::: INPUT DATA :::

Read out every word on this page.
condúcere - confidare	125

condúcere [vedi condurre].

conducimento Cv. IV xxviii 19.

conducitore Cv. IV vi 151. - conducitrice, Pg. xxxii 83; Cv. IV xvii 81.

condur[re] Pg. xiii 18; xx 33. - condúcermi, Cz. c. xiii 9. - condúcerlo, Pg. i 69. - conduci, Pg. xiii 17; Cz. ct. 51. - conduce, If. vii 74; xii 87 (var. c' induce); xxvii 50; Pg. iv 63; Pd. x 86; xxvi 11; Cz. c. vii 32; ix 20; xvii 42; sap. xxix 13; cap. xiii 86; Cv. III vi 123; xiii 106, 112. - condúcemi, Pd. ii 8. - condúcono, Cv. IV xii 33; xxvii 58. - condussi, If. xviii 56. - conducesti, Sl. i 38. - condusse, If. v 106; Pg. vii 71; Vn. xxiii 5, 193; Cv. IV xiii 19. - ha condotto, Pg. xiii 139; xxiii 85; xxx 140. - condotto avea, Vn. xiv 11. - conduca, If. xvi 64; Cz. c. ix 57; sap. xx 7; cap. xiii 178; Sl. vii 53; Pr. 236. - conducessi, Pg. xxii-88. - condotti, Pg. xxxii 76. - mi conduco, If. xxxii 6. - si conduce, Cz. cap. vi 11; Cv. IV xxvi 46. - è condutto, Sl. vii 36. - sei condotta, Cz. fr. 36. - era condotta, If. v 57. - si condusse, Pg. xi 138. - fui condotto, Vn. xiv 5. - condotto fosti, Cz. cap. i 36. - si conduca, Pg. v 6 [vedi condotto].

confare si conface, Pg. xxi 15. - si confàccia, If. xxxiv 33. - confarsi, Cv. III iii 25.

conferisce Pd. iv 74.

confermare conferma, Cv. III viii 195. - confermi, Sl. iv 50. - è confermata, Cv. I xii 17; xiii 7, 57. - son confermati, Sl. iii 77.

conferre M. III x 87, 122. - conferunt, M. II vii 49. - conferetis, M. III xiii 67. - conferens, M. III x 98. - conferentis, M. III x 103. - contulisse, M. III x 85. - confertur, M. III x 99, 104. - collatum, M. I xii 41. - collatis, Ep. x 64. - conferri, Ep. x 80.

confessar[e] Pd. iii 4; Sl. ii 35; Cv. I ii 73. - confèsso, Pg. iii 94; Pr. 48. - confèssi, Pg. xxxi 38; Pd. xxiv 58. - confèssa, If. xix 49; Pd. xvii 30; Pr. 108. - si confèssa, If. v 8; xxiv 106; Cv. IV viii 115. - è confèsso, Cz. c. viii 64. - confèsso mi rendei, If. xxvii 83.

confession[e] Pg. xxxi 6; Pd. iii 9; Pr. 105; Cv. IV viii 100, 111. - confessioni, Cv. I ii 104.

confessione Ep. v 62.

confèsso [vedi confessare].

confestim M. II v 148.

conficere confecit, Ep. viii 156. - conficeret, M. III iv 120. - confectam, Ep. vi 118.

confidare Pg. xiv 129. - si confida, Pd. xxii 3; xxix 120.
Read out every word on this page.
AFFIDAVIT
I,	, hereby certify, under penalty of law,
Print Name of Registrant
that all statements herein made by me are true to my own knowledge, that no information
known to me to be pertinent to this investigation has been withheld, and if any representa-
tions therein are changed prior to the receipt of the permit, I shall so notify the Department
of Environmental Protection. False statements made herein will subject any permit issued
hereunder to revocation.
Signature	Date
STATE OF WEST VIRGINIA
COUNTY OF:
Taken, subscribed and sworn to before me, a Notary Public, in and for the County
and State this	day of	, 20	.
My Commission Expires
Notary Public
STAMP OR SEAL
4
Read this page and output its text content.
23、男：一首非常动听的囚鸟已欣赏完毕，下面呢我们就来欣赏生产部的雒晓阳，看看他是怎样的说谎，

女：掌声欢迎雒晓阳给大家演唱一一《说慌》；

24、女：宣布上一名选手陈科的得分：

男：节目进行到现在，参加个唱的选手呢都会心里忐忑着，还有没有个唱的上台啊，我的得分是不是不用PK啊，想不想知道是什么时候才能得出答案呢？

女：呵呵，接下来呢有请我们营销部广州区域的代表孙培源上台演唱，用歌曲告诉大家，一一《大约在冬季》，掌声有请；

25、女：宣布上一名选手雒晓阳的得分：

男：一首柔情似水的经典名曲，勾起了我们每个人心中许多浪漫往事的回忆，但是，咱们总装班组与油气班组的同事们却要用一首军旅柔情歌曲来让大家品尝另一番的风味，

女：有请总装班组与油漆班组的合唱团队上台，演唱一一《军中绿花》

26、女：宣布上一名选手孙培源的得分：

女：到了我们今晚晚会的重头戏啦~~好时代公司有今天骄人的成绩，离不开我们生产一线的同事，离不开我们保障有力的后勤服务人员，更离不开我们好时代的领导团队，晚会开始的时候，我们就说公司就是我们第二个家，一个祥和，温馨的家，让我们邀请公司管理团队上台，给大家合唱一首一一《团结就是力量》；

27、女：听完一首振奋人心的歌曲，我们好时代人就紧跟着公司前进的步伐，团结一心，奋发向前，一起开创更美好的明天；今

:::

AIM OF THE EXERCISE:
Extract the listing in its entirety, matching it exactly.

EXPECTED OUTPUT:
Read out every word on this page.
condúcere - confidare	125

condúcere [vedi condurre].

conducimento Cv. IV xxviii 19.

conducitore Cv. IV vi 151. - conducitrice, Pg. xxxii 83; Cv. IV xvii 81.

condur[re] Pg. xiii 18; xx 33. - condúcermi, Cz. c. xiii 9. - condúcerlo, Pg. i 69. - conduci, Pg. xiii 17; Cz. ct. 51. - conduce, If. vii 74; xii 87 (var. c' induce); xxvii 50; Pg. iv 63; Pd. x 86; xxvi 11; Cz. c. vii 32; ix 20; xvii 42; sap. xxix 13; cap. xiii 86; Cv. III vi 123; xiii 106, 112. - condúcemi, Pd. ii 8. - condúcono, Cv. IV xii 33; xxvii 58. - condussi, If. xviii 56. - conducesti, Sl. i 38. - condusse, If. v 106; Pg. vii 71; Vn. xxiii 5, 193; Cv. IV xiii 19. - ha condotto, Pg. xiii 139; xxiii 85; xxx 140. - condotto avea, Vn. xiv 11. - conduca, If. xvi 64; Cz. c. ix 57; sap. xx 7; cap. xiii 178; Sl. vii 53; Pr. 236. - conducessi, Pg. xxii-88. - condotti, Pg. xxxii 76. - mi conduco, If. xxxii 6. - si conduce, Cz. cap. vi 11; Cv. IV xxvi 46. - è condutto, Sl. vii 36. - sei condotta, Cz. fr. 36. - era condotta, If. v 57. - si condusse, Pg. xi 138. - fui condotto, Vn. xiv 5. - condotto fosti, Cz. cap. i 36. - si conduca, Pg. v 6 [vedi condotto].

confare si conface, Pg. xxi 15. - si confàccia, If. xxxiv 33. - confarsi, Cv. III iii 25.

conferisce Pd. iv 74.

confermare conferma, Cv. III viii 195. - confermi, Sl. iv 50. - è confermata, Cv. I xii 17; xiii 7, 57. - son confermati, Sl. iii 77.

conferre M. III x 87, 122. - conferunt, M. II vii 49. - conferetis, M. III xiii 67. - conferens, M. III x 98. - conferentis, M. III x 103. - contulisse, M. III x 85. - confertur, M. III x 99, 104. - collatum, M. I xii 41. - collatis, Ep. x 64. - conferri, Ep. x 80.

confessar[e] Pd. iii 4; Sl. ii 35; Cv. I ii 73. - confèsso, Pg. iii 94; Pr. 48. - confèssi, Pg. xxxi 38; Pd. xxiv 58. - confèssa, If. xix 49; Pd. xvii 30; Pr. 108. - si confèssa, If. v 8; xxiv 106; Cv. IV viii 115. - è confèsso, Cz. c. viii 64. - confèsso mi rendei, If. xxvii 83.

confession[e] Pg. xxxi 6; Pd. iii 9; Pr. 105; Cv. IV viii 100, 111. - confessioni, Cv. I ii 104.

confessione Ep. v 62.

confèsso [vedi confessare].

confestim M. II v 148.

conficere confecit, Ep. viii 156. - conficeret, M. III iv 120. - confectam, Ep. vi 118.

confidare Pg. xiv 129. - si confida, Pd. xxii 3; xxix 120.
Read out every word on this page.
AFFIDAVIT
I,	, hereby certify, under penalty of law,
Print Name of Registrant
that all statements herein made by me are true to my own knowledge, that no information
known to me to be pertinent to this investigation has been withheld, and if any representa-
tions therein are changed prior to the receipt of the permit, I shall so notify the Department
of Environmental Protection. False statements made herein will subject any permit issued
hereunder to revocation.
Signature	Date
STATE OF WEST VIRGINIA
COUNTY OF:
Taken, subscribed and sworn to before me, a Notary Public, in and for the County
and State this	day of	, 20	.
My Commission Expires
Notary Public
STAMP OR SEAL
4
Read this page and output its text content.
23、男：一首非常动听的囚鸟已欣赏完毕，下面呢我们就来欣赏生产部的雒晓阳，看看他是怎样的说谎，

女：掌声欢迎雒晓阳给大家演唱一一《说慌》；

24、女：宣布上一名选手陈科的得分：

男：节目进行到现在，参加个唱的选手呢都会心里忐忑着，还有没有个唱的上台啊，我的得分是不是不用PK啊，想不想知道是什么时候才能得出答案呢？

女：呵呵，接下来呢有请我们营销部广州区域的代表孙培源上台演唱，用歌曲告诉大家，一一《大约在冬季》，掌声有请；

25、女：宣布上一名选手雒晓阳的得分：

男：一首柔情似水的经典名曲，勾起了我们每个人心中许多浪漫往事的回忆，但是，咱们总装班组与油气班组的同事们却要用一首军旅柔情歌曲来让大家品尝另一番的风味，

女：有请总装班组与油漆班组的合唱团队上台，演唱一一《军中绿花》

26、女：宣布上一名选手孙培源的得分：

女：到了我们今晚晚会的重头戏啦~~好时代公司有今天骄人的成绩，离不开我们生产一线的同事，离不开我们保障有力的后勤服务人员，更离不开我们好时代的领导团队，晚会开始的时候，我们就说公司就是我们第二个家，一个祥和，温馨的家，让我们邀请公司管理团队上台，给大家合唱一首一一《团结就是力量》；

27、女：听完一首振奋人心的歌曲，我们好时代人就紧跟着公司前进的步伐，团结一心，奋发向前，一起开创更美好的明天；今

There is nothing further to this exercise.